>> start Data supplied

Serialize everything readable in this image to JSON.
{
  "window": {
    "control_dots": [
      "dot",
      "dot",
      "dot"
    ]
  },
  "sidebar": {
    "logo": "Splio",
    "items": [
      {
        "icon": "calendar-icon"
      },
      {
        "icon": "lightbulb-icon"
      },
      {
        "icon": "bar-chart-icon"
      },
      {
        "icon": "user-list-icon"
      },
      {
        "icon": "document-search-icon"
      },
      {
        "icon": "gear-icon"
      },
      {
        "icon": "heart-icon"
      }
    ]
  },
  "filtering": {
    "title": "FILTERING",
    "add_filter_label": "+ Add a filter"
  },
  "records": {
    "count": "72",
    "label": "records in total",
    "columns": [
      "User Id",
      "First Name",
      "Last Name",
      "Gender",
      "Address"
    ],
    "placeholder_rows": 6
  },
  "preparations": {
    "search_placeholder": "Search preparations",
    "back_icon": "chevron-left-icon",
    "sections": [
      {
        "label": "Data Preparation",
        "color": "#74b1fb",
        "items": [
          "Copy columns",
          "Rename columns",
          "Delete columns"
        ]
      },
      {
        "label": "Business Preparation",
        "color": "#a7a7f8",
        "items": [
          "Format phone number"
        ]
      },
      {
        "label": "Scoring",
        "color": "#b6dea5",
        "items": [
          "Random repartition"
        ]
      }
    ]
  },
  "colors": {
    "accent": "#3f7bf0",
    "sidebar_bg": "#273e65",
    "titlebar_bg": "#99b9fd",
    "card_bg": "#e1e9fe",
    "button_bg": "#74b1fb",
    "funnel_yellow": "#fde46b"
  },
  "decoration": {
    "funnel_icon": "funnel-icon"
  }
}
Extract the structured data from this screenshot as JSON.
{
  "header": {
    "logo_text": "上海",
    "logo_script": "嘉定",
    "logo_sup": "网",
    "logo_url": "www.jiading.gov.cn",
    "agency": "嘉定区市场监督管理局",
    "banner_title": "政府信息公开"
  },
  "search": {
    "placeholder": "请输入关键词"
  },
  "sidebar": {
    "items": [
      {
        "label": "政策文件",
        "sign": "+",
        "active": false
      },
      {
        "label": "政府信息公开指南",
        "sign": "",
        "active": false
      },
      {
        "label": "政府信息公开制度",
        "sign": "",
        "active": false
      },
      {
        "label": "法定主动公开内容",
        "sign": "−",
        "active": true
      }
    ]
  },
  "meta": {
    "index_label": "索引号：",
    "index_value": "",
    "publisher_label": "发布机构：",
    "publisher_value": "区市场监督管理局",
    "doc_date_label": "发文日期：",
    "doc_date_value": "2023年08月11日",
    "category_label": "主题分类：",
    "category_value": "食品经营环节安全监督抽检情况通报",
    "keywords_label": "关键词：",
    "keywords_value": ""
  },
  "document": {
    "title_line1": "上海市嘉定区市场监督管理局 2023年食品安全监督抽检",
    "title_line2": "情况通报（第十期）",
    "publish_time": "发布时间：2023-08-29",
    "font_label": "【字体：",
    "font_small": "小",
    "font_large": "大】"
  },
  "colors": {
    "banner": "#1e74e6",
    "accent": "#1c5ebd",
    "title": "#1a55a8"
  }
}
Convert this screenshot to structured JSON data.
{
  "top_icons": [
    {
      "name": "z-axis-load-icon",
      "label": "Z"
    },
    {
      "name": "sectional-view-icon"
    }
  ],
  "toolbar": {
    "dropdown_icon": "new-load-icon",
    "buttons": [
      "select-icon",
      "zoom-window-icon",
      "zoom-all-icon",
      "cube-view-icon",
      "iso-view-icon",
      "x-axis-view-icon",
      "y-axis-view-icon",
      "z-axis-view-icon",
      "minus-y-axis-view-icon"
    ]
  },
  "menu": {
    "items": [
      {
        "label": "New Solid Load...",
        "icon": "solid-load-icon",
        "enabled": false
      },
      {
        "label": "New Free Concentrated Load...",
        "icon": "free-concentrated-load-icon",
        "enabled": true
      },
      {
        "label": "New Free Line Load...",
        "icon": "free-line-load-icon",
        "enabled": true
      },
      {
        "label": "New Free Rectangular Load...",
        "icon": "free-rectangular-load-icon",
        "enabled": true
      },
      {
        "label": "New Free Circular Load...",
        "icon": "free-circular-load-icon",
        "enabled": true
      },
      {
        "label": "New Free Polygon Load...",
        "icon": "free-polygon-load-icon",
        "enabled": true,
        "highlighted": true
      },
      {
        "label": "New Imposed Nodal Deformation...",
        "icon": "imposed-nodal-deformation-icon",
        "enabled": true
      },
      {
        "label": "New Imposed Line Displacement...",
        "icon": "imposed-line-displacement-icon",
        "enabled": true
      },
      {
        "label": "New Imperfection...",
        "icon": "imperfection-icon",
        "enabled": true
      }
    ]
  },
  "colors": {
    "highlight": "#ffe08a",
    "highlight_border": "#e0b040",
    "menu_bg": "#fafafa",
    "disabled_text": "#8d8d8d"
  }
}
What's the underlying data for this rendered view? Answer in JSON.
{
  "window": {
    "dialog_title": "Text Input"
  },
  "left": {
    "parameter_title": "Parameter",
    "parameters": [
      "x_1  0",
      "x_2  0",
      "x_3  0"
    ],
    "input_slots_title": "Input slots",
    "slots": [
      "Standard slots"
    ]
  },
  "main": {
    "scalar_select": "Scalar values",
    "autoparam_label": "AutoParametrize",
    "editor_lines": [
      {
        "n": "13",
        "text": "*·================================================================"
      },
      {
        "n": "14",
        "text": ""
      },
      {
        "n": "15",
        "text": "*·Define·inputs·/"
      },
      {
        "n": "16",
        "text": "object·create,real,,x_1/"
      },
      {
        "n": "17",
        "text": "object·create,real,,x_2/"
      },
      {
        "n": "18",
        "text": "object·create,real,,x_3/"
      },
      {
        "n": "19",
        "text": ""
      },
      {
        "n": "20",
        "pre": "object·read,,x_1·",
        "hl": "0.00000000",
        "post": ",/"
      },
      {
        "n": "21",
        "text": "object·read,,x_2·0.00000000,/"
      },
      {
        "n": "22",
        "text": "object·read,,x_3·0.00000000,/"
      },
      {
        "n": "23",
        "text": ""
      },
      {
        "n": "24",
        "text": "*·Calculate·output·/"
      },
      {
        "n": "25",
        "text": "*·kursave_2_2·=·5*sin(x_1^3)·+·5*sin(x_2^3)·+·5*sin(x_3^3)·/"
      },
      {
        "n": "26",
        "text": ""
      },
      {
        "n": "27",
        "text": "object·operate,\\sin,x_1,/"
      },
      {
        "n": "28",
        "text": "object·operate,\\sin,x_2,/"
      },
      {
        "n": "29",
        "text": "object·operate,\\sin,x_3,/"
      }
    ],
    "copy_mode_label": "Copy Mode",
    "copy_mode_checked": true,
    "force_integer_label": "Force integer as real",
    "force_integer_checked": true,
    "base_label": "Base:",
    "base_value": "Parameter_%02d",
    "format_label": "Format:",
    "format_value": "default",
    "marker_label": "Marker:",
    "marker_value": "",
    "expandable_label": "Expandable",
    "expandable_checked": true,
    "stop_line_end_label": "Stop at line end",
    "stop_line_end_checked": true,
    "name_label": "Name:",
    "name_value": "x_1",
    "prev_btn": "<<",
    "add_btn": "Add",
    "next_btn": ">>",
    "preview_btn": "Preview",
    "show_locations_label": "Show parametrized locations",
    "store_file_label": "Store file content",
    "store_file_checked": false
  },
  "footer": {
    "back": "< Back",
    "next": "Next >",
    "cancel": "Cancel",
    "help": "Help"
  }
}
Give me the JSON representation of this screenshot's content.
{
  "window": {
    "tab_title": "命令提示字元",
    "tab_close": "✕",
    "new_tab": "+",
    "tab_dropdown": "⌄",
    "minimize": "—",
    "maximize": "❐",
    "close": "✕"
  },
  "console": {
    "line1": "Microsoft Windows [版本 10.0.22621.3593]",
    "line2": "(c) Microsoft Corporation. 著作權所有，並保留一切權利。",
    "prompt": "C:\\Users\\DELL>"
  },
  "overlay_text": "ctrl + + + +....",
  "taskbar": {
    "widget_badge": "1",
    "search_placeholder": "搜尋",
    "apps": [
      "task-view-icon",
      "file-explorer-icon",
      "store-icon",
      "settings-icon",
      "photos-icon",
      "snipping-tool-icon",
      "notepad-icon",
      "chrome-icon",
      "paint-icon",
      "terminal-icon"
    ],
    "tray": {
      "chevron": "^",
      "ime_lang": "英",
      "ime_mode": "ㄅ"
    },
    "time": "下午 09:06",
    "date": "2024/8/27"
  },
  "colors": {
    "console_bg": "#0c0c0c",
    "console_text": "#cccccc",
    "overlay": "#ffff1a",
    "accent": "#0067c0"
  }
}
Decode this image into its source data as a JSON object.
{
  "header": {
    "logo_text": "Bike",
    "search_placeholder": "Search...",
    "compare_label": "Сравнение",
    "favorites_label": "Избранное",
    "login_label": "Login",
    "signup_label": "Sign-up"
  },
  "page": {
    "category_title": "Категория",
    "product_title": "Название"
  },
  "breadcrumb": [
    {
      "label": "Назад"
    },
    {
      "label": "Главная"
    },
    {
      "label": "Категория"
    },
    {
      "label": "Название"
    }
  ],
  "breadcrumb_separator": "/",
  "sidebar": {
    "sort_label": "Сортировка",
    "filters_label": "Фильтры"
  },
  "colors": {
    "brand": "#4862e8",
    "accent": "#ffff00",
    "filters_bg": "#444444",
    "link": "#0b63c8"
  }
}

>> end Data supplied

What is asked ::
Quote every line from the line containing "Decode this image" through the closing line of the listing, including both.

Task answer ::
Decode this image into its source data as a JSON object.
{
  "header": {
    "logo_text": "Bike",
    "search_placeholder": "Search...",
    "compare_label": "Сравнение",
    "favorites_label": "Избранное",
    "login_label": "Login",
    "signup_label": "Sign-up"
  },
  "page": {
    "category_title": "Категория",
    "product_title": "Название"
  },
  "breadcrumb": [
    {
      "label": "Назад"
    },
    {
      "label": "Главная"
    },
    {
      "label": "Категория"
    },
    {
      "label": "Название"
    }
  ],
  "breadcrumb_separator": "/",
  "sidebar": {
    "sort_label": "Сортировка",
    "filters_label": "Фильтры"
  },
  "colors": {
    "brand": "#4862e8",
    "accent": "#ffff00",
    "filters_bg": "#444444",
    "link": "#0b63c8"
  }
}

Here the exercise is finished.